▶ Supplied passage
- - -
Platform LSF Administration Guide Version 6.2
External Load Indices and ELIM
Administering Platform LSF
222
External Load Indices and ELIM
The LSF Load Information Manager (LIM) collects built-in load indices that reflect the
load situations of CPU, memory, disk space, I/O, and interactive activities on individual
hosts.
While built-in load indices might be sufficient for most jobs, you might have special
workload or resource dependencies that require custom external load indices defined
and configured by the LSF administrator. Load and shared resource information from
external load indices, are used the same as built in load indices for job scheduling and
host selection.
You can write an External Load Information Manager (ELIM) program that collects the
values of configured external load indices and updates LIM when new values are
received.
An ELIM can be as simple as a small script, or as complicated as a sophisticated C
program. A well-defined protocol allows the ELIM to talk to LIM.
The ELIM executable must be located in LSF_SERVERDIR.
◆
“How LSF supports multiple ELIMs” on page 222
◆
“Configuring your application-specific SELIM” on page 223
◆
“How LSF uses ELIM for external resource collection” on page 223
◆
“Writing an ELIM” on page 224
◆
“Debugging an ELIM” on page 226
How LSF supports multiple ELIMs
To increase LIM reliability, LSF Version 6.2 supports the configuration of multiple
ELIM executables.
- - -
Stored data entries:
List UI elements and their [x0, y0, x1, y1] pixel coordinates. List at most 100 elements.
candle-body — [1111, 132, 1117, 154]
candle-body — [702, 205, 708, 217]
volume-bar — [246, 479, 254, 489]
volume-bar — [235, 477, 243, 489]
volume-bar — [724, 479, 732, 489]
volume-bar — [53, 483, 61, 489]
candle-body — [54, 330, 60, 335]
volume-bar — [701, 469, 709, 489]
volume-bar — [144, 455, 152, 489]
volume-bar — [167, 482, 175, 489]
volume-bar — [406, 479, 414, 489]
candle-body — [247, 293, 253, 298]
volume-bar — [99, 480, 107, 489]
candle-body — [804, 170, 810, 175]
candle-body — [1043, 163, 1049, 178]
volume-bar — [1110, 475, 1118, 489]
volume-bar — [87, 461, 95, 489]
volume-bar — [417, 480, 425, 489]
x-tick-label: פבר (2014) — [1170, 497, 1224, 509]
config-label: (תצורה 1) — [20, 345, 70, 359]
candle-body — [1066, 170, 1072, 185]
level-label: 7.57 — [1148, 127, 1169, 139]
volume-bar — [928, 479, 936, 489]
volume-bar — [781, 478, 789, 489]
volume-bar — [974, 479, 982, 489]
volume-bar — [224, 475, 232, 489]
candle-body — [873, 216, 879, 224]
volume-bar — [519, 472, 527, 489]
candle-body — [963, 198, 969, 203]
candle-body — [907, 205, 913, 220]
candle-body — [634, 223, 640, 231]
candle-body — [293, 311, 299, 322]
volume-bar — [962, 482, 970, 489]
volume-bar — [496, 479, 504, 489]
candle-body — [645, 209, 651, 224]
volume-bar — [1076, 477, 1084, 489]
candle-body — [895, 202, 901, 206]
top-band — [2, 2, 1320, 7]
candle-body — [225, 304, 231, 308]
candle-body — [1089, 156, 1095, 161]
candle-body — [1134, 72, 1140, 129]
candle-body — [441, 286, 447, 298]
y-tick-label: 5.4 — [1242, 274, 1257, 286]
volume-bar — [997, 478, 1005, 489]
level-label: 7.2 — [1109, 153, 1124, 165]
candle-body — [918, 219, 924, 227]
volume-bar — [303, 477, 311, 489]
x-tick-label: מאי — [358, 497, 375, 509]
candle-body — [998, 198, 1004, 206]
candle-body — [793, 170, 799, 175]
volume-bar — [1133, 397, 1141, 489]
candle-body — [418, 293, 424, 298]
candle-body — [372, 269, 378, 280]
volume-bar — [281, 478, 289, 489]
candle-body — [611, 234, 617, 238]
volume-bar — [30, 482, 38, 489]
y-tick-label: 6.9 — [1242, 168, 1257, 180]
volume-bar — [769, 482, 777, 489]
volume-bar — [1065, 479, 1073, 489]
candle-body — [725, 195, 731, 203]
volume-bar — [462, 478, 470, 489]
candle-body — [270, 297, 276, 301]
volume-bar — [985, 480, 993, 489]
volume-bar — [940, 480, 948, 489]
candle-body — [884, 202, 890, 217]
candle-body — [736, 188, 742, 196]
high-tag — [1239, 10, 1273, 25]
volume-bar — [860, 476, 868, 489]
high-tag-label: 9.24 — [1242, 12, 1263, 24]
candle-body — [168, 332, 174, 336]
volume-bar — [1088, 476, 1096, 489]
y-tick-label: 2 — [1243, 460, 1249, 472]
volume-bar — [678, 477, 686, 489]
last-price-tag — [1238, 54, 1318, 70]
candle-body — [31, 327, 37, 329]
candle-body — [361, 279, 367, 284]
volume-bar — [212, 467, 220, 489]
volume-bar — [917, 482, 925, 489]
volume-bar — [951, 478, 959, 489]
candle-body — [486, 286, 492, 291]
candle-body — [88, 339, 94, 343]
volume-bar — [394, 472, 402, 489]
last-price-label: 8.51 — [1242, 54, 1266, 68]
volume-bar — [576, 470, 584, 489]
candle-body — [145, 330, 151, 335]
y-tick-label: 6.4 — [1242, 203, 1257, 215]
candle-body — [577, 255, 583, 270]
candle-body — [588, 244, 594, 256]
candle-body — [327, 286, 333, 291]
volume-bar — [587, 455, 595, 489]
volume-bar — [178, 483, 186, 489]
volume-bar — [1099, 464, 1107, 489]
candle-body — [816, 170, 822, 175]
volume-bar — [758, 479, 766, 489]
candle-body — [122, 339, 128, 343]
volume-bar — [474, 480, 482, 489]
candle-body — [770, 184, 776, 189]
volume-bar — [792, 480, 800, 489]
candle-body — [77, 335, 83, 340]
- - -
▶ Your tasks
a – Answer these questions about the LSF guide excerpt on external load indices:
(i) In which directory must the ELIM executable be located?
(ii) Which load situations do the built-in load indices collected by LIM reflect?
(iii) According to the section on multiple ELIMs, why does LSF Version 6.2 support configuring multiple ELIM executables?
b – Could you resume the LSF guide excerpt on external load indices and ELIM, picking up after its final sentence?

▶ Per-task answers
a –
(i) LSF_SERVERDIR.
(ii) CPU, memory, disk space, I/O, and interactive activities on individual hosts.
(iii) To increase LIM reliability.

b –
Master ELIM
(melim)
A master ELIM (melim) is installed in LSF_SERVERDIR.
melim manages multiple site-defined sub-ELIMs (SELIMs) and reports external load
information to LIM.
melim does the following:
◆
Starts and stops SELIMs
◆
Checks syntax of load information reporting on behalf of LIM
◆
Collects load information reported from SELIMs
◆
Merges latest valid load reports from each SELIM and sends merged load
information back to LIM
ELIM failure
Multiple slave ELIMs managed by a master ELIM increases reliability by protecting
LIM:
◆
ELIM output is buffered
◆
Incorrect resource format or values are checked by ELIM
◆
SELIMs are independent of each other; one SELIM hanging while waiting for load
information does not affect the other SELIMs
Error logging
MELIM logs its own activities and data into the log file
LSF_LOGDIR/melim.log.host_name.